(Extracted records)
+ + + +

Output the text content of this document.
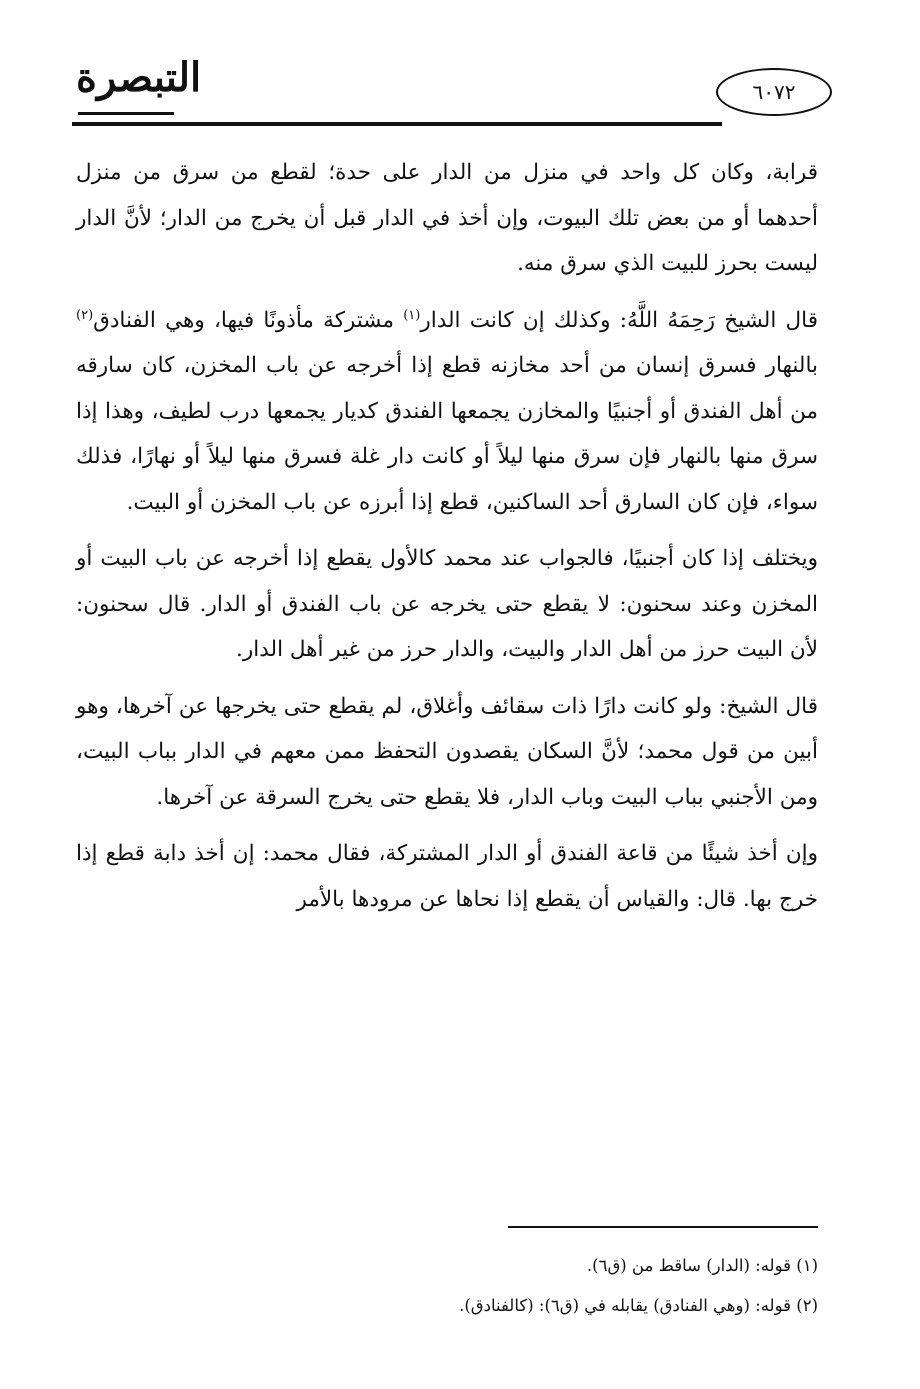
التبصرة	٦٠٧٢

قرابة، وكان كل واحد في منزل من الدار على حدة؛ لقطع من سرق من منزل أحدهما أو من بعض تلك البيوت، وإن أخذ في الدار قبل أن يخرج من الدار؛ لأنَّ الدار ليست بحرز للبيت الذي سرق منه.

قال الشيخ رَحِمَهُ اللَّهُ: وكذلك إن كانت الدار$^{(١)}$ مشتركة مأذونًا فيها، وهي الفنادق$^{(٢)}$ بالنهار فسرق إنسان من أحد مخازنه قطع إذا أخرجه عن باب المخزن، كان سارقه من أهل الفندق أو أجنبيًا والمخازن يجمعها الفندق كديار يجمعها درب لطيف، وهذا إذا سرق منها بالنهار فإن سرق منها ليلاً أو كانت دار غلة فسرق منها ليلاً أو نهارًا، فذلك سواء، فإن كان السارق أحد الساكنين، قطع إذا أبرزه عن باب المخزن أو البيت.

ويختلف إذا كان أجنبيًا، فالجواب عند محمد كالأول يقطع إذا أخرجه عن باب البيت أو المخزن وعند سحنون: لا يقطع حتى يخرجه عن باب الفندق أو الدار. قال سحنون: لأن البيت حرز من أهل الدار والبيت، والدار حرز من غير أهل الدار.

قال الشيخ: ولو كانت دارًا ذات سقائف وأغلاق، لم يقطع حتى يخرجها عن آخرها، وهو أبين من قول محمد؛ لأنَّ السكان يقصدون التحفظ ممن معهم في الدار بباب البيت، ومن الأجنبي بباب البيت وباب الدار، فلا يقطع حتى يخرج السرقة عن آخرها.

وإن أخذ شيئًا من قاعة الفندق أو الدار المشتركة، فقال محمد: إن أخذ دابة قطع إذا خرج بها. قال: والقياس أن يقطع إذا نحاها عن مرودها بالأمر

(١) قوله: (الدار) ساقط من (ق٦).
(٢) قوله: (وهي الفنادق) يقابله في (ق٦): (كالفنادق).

+ + + +

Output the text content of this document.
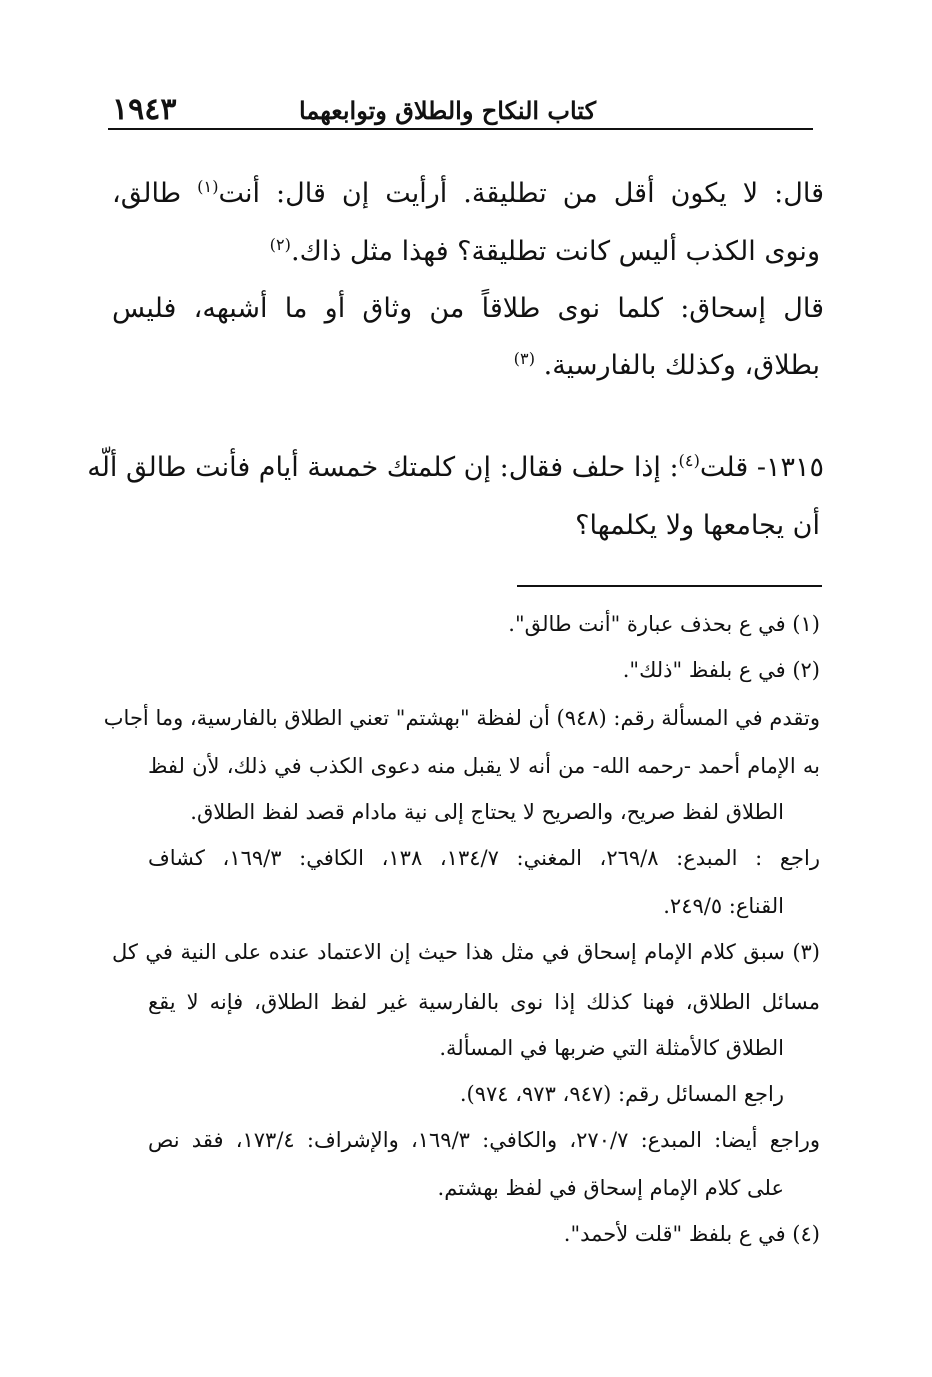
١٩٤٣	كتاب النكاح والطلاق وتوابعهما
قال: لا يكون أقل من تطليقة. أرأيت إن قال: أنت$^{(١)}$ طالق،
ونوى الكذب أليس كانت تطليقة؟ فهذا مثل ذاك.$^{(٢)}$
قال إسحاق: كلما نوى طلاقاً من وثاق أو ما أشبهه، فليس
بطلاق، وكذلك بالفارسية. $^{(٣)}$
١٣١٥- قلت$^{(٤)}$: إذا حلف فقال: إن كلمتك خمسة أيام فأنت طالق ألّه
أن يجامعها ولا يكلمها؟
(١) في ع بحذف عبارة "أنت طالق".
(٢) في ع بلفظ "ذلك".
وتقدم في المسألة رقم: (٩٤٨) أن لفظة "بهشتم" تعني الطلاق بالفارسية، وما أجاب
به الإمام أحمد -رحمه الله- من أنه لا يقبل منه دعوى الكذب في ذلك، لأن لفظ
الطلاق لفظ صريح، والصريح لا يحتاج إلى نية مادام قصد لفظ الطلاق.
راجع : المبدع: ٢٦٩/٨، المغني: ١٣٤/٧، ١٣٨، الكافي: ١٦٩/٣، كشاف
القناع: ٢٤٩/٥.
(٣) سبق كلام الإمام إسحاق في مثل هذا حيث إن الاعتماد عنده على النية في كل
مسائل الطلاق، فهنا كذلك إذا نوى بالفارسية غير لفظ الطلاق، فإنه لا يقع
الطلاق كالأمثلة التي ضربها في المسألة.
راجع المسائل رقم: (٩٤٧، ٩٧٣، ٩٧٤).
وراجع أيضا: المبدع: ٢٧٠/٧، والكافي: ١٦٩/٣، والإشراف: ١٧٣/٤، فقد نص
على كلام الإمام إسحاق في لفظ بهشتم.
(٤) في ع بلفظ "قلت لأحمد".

+ + + +

• _The request_: In the entries above, find every line with the word "المبدع" and list it.

• _Answer for the task_:
راجع : المبدع: ٢٦٩/٨، المغني: ١٣٤/٧، ١٣٨، الكافي: ١٦٩/٣، كشاف
وراجع أيضا: المبدع: ٢٧٠/٧، والكافي: ١٦٩/٣، والإشراف: ١٧٣/٤، فقد نص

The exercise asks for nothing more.